[Start of Extracted entries]
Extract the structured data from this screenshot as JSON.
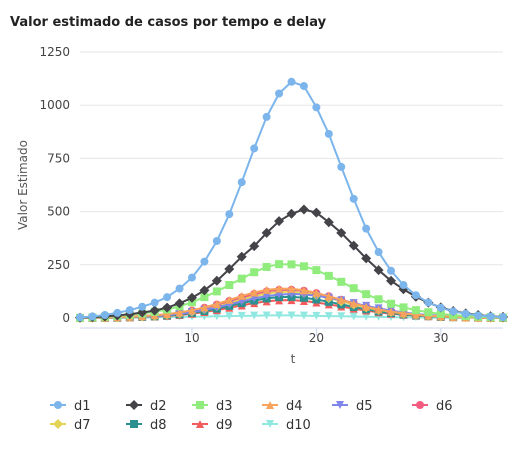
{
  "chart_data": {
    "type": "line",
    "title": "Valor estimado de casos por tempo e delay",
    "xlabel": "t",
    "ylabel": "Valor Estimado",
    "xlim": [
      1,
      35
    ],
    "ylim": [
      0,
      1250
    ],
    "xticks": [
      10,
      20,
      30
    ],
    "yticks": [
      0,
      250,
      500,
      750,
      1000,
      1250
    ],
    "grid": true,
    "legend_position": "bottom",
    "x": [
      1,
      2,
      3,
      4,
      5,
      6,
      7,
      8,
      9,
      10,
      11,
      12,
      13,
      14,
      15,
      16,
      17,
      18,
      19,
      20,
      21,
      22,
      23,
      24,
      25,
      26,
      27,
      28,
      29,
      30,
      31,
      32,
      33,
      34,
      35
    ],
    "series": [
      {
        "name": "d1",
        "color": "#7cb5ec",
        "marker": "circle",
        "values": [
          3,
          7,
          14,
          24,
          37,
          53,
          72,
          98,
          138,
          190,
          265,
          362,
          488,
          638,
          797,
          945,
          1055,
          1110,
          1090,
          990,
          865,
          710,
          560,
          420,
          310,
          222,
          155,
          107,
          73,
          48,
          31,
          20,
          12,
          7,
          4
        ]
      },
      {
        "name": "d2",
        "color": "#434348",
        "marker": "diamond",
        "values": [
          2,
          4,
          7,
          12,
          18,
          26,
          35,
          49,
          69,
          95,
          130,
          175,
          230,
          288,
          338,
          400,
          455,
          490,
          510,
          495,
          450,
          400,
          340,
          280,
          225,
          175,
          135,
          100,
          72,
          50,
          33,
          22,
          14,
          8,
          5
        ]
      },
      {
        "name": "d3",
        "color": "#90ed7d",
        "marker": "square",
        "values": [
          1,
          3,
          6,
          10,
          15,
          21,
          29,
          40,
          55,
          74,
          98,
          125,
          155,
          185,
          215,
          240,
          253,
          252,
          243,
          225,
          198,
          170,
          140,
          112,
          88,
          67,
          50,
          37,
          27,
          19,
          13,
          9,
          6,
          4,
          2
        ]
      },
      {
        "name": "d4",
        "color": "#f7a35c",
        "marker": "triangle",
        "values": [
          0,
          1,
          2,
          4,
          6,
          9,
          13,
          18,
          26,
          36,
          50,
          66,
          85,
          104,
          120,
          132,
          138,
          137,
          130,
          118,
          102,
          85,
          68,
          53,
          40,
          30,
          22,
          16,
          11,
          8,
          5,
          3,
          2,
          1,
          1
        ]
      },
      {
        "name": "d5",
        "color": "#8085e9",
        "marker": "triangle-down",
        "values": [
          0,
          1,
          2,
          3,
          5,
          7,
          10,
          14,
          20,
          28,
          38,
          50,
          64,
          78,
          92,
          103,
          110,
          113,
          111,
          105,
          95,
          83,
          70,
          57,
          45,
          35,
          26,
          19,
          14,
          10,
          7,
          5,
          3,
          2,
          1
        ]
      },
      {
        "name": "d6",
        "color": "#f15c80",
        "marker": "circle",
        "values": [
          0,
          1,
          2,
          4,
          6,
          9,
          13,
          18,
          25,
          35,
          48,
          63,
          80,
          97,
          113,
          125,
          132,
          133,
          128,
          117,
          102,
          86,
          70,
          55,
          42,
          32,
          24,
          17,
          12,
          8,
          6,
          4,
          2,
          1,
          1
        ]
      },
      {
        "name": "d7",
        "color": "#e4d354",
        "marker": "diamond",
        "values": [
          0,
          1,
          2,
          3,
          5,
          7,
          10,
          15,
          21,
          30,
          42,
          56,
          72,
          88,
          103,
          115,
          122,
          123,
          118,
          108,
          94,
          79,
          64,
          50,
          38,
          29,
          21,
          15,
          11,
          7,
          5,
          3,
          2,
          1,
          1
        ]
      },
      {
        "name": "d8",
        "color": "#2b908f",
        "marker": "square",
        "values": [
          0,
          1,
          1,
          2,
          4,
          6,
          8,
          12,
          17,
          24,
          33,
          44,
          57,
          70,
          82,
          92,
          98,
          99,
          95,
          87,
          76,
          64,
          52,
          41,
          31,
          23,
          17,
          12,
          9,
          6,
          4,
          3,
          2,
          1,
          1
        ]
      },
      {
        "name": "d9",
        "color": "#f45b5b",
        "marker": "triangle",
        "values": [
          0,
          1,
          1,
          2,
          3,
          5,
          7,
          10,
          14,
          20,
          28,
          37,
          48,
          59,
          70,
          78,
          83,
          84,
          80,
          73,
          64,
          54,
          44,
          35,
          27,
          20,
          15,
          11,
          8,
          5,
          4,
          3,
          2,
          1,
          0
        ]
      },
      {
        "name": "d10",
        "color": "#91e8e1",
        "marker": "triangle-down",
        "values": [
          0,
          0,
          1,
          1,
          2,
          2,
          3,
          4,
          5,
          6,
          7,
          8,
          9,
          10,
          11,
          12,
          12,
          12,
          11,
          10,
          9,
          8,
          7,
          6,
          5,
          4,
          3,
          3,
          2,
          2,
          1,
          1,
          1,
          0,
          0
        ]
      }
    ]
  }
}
[End of Extracted entries]
- What the task requires -
Reproduce the data word for word, excluding its pictures.

- Output below -
Extract the structured data from this screenshot as JSON.
{
  "chart_data": {
    "type": "line",
    "title": "Valor estimado de casos por tempo e delay",
    "xlabel": "t",
    "ylabel": "Valor Estimado",
    "xlim": [
      1,
      35
    ],
    "ylim": [
      0,
      1250
    ],
    "xticks": [
      10,
      20,
      30
    ],
    "yticks": [
      0,
      250,
      500,
      750,
      1000,
      1250
    ],
    "grid": true,
    "legend_position": "bottom",
    "x": [
      1,
      2,
      3,
      4,
      5,
      6,
      7,
      8,
      9,
      10,
      11,
      12,
      13,
      14,
      15,
      16,
      17,
      18,
      19,
      20,
      21,
      22,
      23,
      24,
      25,
      26,
      27,
      28,
      29,
      30,
      31,
      32,
      33,
      34,
      35
    ],
    "series": [
      {
        "name": "d1",
        "color": "#7cb5ec",
        "marker": "circle",
        "values": [
          3,
          7,
          14,
          24,
          37,
          53,
          72,
          98,
          138,
          190,
          265,
          362,
          488,
          638,
          797,
          945,
          1055,
          1110,
          1090,
          990,
          865,
          710,
          560,
          420,
          310,
          222,
          155,
          107,
          73,
          48,
          31,
          20,
          12,
          7,
          4
        ]
      },
      {
        "name": "d2",
        "color": "#434348",
        "marker": "diamond",
        "values": [
          2,
          4,
          7,
          12,
          18,
          26,
          35,
          49,
          69,
          95,
          130,
          175,
          230,
          288,
          338,
          400,
          455,
          490,
          510,
          495,
          450,
          400,
          340,
          280,
          225,
          175,
          135,
          100,
          72,
          50,
          33,
          22,
          14,
          8,
          5
        ]
      },
      {
        "name": "d3",
        "color": "#90ed7d",
        "marker": "square",
        "values": [
          1,
          3,
          6,
          10,
          15,
          21,
          29,
          40,
          55,
          74,
          98,
          125,
          155,
          185,
          215,
          240,
          253,
          252,
          243,
          225,
          198,
          170,
          140,
          112,
          88,
          67,
          50,
          37,
          27,
          19,
          13,
          9,
          6,
          4,
          2
        ]
      },
      {
        "name": "d4",
        "color": "#f7a35c",
        "marker": "triangle",
        "values": [
          0,
          1,
          2,
          4,
          6,
          9,
          13,
          18,
          26,
          36,
          50,
          66,
          85,
          104,
          120,
          132,
          138,
          137,
          130,
          118,
          102,
          85,
          68,
          53,
          40,
          30,
          22,
          16,
          11,
          8,
          5,
          3,
          2,
          1,
          1
        ]
      },
      {
        "name": "d5",
        "color": "#8085e9",
        "marker": "triangle-down",
        "values": [
          0,
          1,
          2,
          3,
          5,
          7,
          10,
          14,
          20,
          28,
          38,
          50,
          64,
          78,
          92,
          103,
          110,
          113,
          111,
          105,
          95,
          83,
          70,
          57,
          45,
          35,
          26,
          19,
          14,
          10,
          7,
          5,
          3,
          2,
          1
        ]
      },
      {
        "name": "d6",
        "color": "#f15c80",
        "marker": "circle",
        "values": [
          0,
          1,
          2,
          4,
          6,
          9,
          13,
          18,
          25,
          35,
          48,
          63,
          80,
          97,
          113,
          125,
          132,
          133,
          128,
          117,
          102,
          86,
          70,
          55,
          42,
          32,
          24,
          17,
          12,
          8,
          6,
          4,
          2,
          1,
          1
        ]
      },
      {
        "name": "d7",
        "color": "#e4d354",
        "marker": "diamond",
        "values": [
          0,
          1,
          2,
          3,
          5,
          7,
          10,
          15,
          21,
          30,
          42,
          56,
          72,
          88,
          103,
          115,
          122,
          123,
          118,
          108,
          94,
          79,
          64,
          50,
          38,
          29,
          21,
          15,
          11,
          7,
          5,
          3,
          2,
          1,
          1
        ]
      },
      {
        "name": "d8",
        "color": "#2b908f",
        "marker": "square",
        "values": [
          0,
          1,
          1,
          2,
          4,
          6,
          8,
          12,
          17,
          24,
          33,
          44,
          57,
          70,
          82,
          92,
          98,
          99,
          95,
          87,
          76,
          64,
          52,
          41,
          31,
          23,
          17,
          12,
          9,
          6,
          4,
          3,
          2,
          1,
          1
        ]
      },
      {
        "name": "d9",
        "color": "#f45b5b",
        "marker": "triangle",
        "values": [
          0,
          1,
          1,
          2,
          3,
          5,
          7,
          10,
          14,
          20,
          28,
          37,
          48,
          59,
          70,
          78,
          83,
          84,
          80,
          73,
          64,
          54,
          44,
          35,
          27,
          20,
          15,
          11,
          8,
          5,
          4,
          3,
          2,
          1,
          0
        ]
      },
      {
        "name": "d10",
        "color": "#91e8e1",
        "marker": "triangle-down",
        "values": [
          0,
          0,
          1,
          1,
          2,
          2,
          3,
          4,
          5,
          6,
          7,
          8,
          9,
          10,
          11,
          12,
          12,
          12,
          11,
          10,
          9,
          8,
          7,
          6,
          5,
          4,
          3,
          3,
          2,
          2,
          1,
          1,
          1,
          0,
          0
        ]
      }
    ]
  }
}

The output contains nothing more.